EXERCISE DIRECTIONS:
Transcribe the material below exactly as it appears.

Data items
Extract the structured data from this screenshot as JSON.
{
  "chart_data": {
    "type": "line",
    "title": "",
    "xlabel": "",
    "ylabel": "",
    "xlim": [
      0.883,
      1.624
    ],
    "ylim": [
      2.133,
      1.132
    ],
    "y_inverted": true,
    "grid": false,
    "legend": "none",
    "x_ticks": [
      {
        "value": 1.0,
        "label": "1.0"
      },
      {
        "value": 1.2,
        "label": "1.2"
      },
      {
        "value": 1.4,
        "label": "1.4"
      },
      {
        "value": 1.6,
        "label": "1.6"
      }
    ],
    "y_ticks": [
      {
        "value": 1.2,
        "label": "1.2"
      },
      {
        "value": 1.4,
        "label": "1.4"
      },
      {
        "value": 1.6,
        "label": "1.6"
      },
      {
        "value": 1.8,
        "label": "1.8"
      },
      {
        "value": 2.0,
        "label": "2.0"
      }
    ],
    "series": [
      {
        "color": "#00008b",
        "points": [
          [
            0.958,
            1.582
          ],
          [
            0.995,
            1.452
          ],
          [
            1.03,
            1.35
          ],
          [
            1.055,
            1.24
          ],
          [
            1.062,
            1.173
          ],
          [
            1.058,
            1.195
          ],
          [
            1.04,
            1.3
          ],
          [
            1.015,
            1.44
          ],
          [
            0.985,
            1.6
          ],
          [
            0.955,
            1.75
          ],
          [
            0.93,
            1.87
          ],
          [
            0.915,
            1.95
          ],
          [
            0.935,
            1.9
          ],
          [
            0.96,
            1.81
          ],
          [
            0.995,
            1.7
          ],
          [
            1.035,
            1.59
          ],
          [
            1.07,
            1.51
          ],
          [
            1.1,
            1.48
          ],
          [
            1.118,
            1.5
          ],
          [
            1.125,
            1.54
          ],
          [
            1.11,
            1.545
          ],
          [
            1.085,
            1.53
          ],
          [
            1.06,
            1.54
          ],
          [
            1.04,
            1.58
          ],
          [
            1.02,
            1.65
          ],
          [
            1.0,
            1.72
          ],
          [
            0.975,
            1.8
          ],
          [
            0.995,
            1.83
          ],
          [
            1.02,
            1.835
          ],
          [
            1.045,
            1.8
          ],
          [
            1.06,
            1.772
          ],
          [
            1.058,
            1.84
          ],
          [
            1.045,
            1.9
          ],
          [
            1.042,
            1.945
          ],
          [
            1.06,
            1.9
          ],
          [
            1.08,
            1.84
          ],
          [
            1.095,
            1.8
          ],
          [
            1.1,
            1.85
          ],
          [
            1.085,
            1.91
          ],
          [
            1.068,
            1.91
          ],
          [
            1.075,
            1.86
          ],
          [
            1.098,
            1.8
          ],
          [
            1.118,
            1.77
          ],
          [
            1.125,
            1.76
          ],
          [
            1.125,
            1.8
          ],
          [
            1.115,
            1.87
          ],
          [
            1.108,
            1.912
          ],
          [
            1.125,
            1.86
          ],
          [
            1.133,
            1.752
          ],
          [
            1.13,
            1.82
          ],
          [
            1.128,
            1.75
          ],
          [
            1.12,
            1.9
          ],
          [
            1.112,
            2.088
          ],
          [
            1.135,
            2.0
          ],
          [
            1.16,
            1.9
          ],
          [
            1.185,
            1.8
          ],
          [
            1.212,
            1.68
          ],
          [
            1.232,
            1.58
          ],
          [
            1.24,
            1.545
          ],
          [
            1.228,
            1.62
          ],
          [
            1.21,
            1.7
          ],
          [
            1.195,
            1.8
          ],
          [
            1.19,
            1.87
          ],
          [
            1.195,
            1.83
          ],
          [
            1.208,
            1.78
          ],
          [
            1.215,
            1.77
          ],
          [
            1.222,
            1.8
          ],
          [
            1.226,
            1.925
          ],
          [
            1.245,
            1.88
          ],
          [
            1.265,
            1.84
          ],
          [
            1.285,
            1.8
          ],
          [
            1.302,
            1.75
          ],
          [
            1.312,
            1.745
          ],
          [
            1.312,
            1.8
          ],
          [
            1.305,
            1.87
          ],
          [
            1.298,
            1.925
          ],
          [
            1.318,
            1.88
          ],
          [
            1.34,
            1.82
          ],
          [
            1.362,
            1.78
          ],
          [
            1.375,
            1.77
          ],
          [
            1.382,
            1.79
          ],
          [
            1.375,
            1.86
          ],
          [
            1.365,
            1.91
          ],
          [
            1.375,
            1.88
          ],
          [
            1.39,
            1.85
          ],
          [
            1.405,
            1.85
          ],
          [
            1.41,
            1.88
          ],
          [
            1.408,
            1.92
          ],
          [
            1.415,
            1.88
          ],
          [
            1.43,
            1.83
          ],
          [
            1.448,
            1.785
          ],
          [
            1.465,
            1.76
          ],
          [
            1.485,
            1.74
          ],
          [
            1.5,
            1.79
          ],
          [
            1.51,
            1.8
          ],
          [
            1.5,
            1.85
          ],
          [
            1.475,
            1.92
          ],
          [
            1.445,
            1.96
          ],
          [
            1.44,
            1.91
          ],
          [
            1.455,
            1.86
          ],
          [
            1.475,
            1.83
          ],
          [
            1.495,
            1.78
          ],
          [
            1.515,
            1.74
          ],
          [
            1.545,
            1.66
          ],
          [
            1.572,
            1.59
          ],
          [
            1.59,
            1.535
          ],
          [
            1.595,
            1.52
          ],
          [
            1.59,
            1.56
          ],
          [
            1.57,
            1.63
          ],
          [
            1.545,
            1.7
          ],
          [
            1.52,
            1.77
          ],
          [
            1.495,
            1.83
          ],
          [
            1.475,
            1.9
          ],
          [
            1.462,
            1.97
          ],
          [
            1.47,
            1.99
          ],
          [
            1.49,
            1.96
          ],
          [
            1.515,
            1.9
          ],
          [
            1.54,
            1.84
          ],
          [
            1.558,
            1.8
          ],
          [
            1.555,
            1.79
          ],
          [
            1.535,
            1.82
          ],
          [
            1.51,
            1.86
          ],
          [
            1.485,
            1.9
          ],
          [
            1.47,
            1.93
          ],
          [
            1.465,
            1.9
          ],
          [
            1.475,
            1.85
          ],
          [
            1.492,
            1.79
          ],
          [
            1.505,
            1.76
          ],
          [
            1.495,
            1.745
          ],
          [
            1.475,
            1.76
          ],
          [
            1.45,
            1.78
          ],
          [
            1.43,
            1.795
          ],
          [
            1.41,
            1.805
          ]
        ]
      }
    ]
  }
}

TASK SOLUTION:
Extract the structured data from this screenshot as JSON.
{
  "chart_data": {
    "type": "line",
    "title": "",
    "xlabel": "",
    "ylabel": "",
    "xlim": [
      0.883,
      1.624
    ],
    "ylim": [
      2.133,
      1.132
    ],
    "y_inverted": true,
    "grid": false,
    "legend": "none",
    "x_ticks": [
      {
        "value": 1.0,
        "label": "1.0"
      },
      {
        "value": 1.2,
        "label": "1.2"
      },
      {
        "value": 1.4,
        "label": "1.4"
      },
      {
        "value": 1.6,
        "label": "1.6"
      }
    ],
    "y_ticks": [
      {
        "value": 1.2,
        "label": "1.2"
      },
      {
        "value": 1.4,
        "label": "1.4"
      },
      {
        "value": 1.6,
        "label": "1.6"
      },
      {
        "value": 1.8,
        "label": "1.8"
      },
      {
        "value": 2.0,
        "label": "2.0"
      }
    ],
    "series": [
      {
        "color": "#00008b",
        "points": [
          [
            0.958,
            1.582
          ],
          [
            0.995,
            1.452
          ],
          [
            1.03,
            1.35
          ],
          [
            1.055,
            1.24
          ],
          [
            1.062,
            1.173
          ],
          [
            1.058,
            1.195
          ],
          [
            1.04,
            1.3
          ],
          [
            1.015,
            1.44
          ],
          [
            0.985,
            1.6
          ],
          [
            0.955,
            1.75
          ],
          [
            0.93,
            1.87
          ],
          [
            0.915,
            1.95
          ],
          [
            0.935,
            1.9
          ],
          [
            0.96,
            1.81
          ],
          [
            0.995,
            1.7
          ],
          [
            1.035,
            1.59
          ],
          [
            1.07,
            1.51
          ],
          [
            1.1,
            1.48
          ],
          [
            1.118,
            1.5
          ],
          [
            1.125,
            1.54
          ],
          [
            1.11,
            1.545
          ],
          [
            1.085,
            1.53
          ],
          [
            1.06,
            1.54
          ],
          [
            1.04,
            1.58
          ],
          [
            1.02,
            1.65
          ],
          [
            1.0,
            1.72
          ],
          [
            0.975,
            1.8
          ],
          [
            0.995,
            1.83
          ],
          [
            1.02,
            1.835
          ],
          [
            1.045,
            1.8
          ],
          [
            1.06,
            1.772
          ],
          [
            1.058,
            1.84
          ],
          [
            1.045,
            1.9
          ],
          [
            1.042,
            1.945
          ],
          [
            1.06,
            1.9
          ],
          [
            1.08,
            1.84
          ],
          [
            1.095,
            1.8
          ],
          [
            1.1,
            1.85
          ],
          [
            1.085,
            1.91
          ],
          [
            1.068,
            1.91
          ],
          [
            1.075,
            1.86
          ],
          [
            1.098,
            1.8
          ],
          [
            1.118,
            1.77
          ],
          [
            1.125,
            1.76
          ],
          [
            1.125,
            1.8
          ],
          [
            1.115,
            1.87
          ],
          [
            1.108,
            1.912
          ],
          [
            1.125,
            1.86
          ],
          [
            1.133,
            1.752
          ],
          [
            1.13,
            1.82
          ],
          [
            1.128,
            1.75
          ],
          [
            1.12,
            1.9
          ],
          [
            1.112,
            2.088
          ],
          [
            1.135,
            2.0
          ],
          [
            1.16,
            1.9
          ],
          [
            1.185,
            1.8
          ],
          [
            1.212,
            1.68
          ],
          [
            1.232,
            1.58
          ],
          [
            1.24,
            1.545
          ],
          [
            1.228,
            1.62
          ],
          [
            1.21,
            1.7
          ],
          [
            1.195,
            1.8
          ],
          [
            1.19,
            1.87
          ],
          [
            1.195,
            1.83
          ],
          [
            1.208,
            1.78
          ],
          [
            1.215,
            1.77
          ],
          [
            1.222,
            1.8
          ],
          [
            1.226,
            1.925
          ],
          [
            1.245,
            1.88
          ],
          [
            1.265,
            1.84
          ],
          [
            1.285,
            1.8
          ],
          [
            1.302,
            1.75
          ],
          [
            1.312,
            1.745
          ],
          [
            1.312,
            1.8
          ],
          [
            1.305,
            1.87
          ],
          [
            1.298,
            1.925
          ],
          [
            1.318,
            1.88
          ],
          [
            1.34,
            1.82
          ],
          [
            1.362,
            1.78
          ],
          [
            1.375,
            1.77
          ],
          [
            1.382,
            1.79
          ],
          [
            1.375,
            1.86
          ],
          [
            1.365,
            1.91
          ],
          [
            1.375,
            1.88
          ],
          [
            1.39,
            1.85
          ],
          [
            1.405,
            1.85
          ],
          [
            1.41,
            1.88
          ],
          [
            1.408,
            1.92
          ],
          [
            1.415,
            1.88
          ],
          [
            1.43,
            1.83
          ],
          [
            1.448,
            1.785
          ],
          [
            1.465,
            1.76
          ],
          [
            1.485,
            1.74
          ],
          [
            1.5,
            1.79
          ],
          [
            1.51,
            1.8
          ],
          [
            1.5,
            1.85
          ],
          [
            1.475,
            1.92
          ],
          [
            1.445,
            1.96
          ],
          [
            1.44,
            1.91
          ],
          [
            1.455,
            1.86
          ],
          [
            1.475,
            1.83
          ],
          [
            1.495,
            1.78
          ],
          [
            1.515,
            1.74
          ],
          [
            1.545,
            1.66
          ],
          [
            1.572,
            1.59
          ],
          [
            1.59,
            1.535
          ],
          [
            1.595,
            1.52
          ],
          [
            1.59,
            1.56
          ],
          [
            1.57,
            1.63
          ],
          [
            1.545,
            1.7
          ],
          [
            1.52,
            1.77
          ],
          [
            1.495,
            1.83
          ],
          [
            1.475,
            1.9
          ],
          [
            1.462,
            1.97
          ],
          [
            1.47,
            1.99
          ],
          [
            1.49,
            1.96
          ],
          [
            1.515,
            1.9
          ],
          [
            1.54,
            1.84
          ],
          [
            1.558,
            1.8
          ],
          [
            1.555,
            1.79
          ],
          [
            1.535,
            1.82
          ],
          [
            1.51,
            1.86
          ],
          [
            1.485,
            1.9
          ],
          [
            1.47,
            1.93
          ],
          [
            1.465,
            1.9
          ],
          [
            1.475,
            1.85
          ],
          [
            1.492,
            1.79
          ],
          [
            1.505,
            1.76
          ],
          [
            1.495,
            1.745
          ],
          [
            1.475,
            1.76
          ],
          [
            1.45,
            1.78
          ],
          [
            1.43,
            1.795
          ],
          [
            1.41,
            1.805
          ]
        ]
      }
    ]
  }
}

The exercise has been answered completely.